Records from a dataset -
★ ★ ★ ★ ★

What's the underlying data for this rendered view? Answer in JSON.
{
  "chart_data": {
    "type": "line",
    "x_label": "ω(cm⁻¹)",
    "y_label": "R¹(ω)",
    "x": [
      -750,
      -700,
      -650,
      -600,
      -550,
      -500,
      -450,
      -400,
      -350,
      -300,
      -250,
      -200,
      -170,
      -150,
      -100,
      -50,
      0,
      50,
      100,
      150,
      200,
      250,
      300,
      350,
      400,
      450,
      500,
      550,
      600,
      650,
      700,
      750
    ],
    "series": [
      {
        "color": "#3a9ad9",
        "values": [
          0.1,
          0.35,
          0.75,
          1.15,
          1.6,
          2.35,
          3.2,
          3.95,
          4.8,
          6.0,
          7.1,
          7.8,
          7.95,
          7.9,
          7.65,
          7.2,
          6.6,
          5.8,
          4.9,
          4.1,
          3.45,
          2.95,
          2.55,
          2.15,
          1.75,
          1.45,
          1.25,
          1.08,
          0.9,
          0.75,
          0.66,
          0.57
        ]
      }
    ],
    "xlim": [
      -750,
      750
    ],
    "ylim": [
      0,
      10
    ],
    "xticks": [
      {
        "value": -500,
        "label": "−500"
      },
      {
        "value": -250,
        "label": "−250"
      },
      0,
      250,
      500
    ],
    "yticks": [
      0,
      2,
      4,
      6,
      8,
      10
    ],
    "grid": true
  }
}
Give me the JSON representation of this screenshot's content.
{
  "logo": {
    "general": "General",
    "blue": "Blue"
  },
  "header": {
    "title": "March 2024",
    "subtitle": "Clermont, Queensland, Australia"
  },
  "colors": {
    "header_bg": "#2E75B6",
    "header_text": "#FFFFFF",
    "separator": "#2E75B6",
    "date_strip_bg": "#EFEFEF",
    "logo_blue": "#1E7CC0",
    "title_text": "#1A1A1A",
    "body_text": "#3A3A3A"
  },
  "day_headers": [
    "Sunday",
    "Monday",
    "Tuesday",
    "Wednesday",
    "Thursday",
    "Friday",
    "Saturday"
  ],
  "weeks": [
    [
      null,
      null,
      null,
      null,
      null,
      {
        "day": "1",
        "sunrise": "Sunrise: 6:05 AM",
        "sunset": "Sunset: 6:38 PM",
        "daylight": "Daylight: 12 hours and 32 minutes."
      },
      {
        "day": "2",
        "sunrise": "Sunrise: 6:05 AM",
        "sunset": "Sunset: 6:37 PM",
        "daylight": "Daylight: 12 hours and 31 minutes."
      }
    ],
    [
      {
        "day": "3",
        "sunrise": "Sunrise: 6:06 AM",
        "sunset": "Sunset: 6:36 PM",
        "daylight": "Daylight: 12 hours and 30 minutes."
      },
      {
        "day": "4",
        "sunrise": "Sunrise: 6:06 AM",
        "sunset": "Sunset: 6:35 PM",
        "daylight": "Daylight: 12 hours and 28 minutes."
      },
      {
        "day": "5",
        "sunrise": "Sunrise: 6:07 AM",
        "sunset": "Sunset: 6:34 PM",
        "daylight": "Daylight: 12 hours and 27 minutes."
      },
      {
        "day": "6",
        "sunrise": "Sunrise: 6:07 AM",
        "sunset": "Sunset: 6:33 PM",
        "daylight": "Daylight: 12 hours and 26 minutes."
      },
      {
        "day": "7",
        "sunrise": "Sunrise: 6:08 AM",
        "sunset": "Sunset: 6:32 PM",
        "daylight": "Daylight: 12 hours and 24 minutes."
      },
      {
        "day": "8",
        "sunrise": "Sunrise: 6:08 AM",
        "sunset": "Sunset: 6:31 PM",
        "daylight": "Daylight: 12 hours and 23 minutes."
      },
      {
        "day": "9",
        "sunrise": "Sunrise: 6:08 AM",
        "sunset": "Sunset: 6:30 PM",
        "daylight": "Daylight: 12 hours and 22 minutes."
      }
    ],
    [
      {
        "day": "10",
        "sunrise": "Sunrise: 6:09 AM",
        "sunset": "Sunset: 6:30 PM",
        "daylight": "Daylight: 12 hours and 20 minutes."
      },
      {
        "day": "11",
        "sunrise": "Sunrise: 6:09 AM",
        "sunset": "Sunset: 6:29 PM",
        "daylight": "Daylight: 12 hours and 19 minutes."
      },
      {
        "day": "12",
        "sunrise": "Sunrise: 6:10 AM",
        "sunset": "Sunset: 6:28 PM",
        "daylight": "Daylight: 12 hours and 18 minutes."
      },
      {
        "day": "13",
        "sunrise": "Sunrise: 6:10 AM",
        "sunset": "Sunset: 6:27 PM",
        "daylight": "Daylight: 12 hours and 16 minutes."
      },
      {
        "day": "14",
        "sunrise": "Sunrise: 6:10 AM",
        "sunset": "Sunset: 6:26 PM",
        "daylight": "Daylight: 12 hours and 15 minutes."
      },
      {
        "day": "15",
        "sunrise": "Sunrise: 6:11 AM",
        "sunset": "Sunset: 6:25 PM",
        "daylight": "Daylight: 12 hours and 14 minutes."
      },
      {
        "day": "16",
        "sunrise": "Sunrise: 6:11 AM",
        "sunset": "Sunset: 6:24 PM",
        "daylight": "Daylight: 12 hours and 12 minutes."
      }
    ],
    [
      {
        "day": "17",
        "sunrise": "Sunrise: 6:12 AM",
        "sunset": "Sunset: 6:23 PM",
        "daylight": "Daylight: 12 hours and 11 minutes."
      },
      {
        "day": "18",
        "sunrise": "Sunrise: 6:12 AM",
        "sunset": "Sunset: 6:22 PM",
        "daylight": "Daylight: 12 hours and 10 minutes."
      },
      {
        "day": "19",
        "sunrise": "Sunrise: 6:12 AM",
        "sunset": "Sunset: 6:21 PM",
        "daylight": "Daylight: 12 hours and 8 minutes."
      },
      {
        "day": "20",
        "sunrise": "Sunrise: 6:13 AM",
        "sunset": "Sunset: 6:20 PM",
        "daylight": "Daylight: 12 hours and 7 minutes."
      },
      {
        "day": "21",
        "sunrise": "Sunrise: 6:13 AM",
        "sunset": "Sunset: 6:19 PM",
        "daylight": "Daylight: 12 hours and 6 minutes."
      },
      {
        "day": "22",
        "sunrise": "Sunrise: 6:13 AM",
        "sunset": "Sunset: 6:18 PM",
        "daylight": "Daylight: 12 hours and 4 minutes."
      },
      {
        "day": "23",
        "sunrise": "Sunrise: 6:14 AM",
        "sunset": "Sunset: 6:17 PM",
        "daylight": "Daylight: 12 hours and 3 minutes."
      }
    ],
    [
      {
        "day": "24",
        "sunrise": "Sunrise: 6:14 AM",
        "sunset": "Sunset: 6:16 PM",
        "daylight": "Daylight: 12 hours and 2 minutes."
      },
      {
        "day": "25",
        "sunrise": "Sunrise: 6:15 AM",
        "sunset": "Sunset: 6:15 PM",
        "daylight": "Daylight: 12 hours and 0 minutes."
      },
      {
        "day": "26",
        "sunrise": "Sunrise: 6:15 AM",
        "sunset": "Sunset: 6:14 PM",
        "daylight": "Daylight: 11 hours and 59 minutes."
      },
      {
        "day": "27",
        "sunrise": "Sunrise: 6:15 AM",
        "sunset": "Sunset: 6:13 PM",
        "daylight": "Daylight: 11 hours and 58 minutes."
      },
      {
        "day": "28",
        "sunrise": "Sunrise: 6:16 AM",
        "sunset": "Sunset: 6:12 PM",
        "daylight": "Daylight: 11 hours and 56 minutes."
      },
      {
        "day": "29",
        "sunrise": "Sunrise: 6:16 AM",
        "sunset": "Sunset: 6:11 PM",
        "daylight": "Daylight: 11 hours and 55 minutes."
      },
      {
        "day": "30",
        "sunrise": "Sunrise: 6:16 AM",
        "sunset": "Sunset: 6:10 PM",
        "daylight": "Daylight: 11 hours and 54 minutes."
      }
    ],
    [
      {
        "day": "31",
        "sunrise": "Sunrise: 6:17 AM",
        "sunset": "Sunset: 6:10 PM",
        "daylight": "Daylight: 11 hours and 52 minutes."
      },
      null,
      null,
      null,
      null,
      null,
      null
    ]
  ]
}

★ ★ ★ ★ ★

Problem to solve - Copy each line that contains the word "this".

Task output -
What's the underlying data for this rendered view? Answer in JSON.
Give me the JSON representation of this screenshot's content.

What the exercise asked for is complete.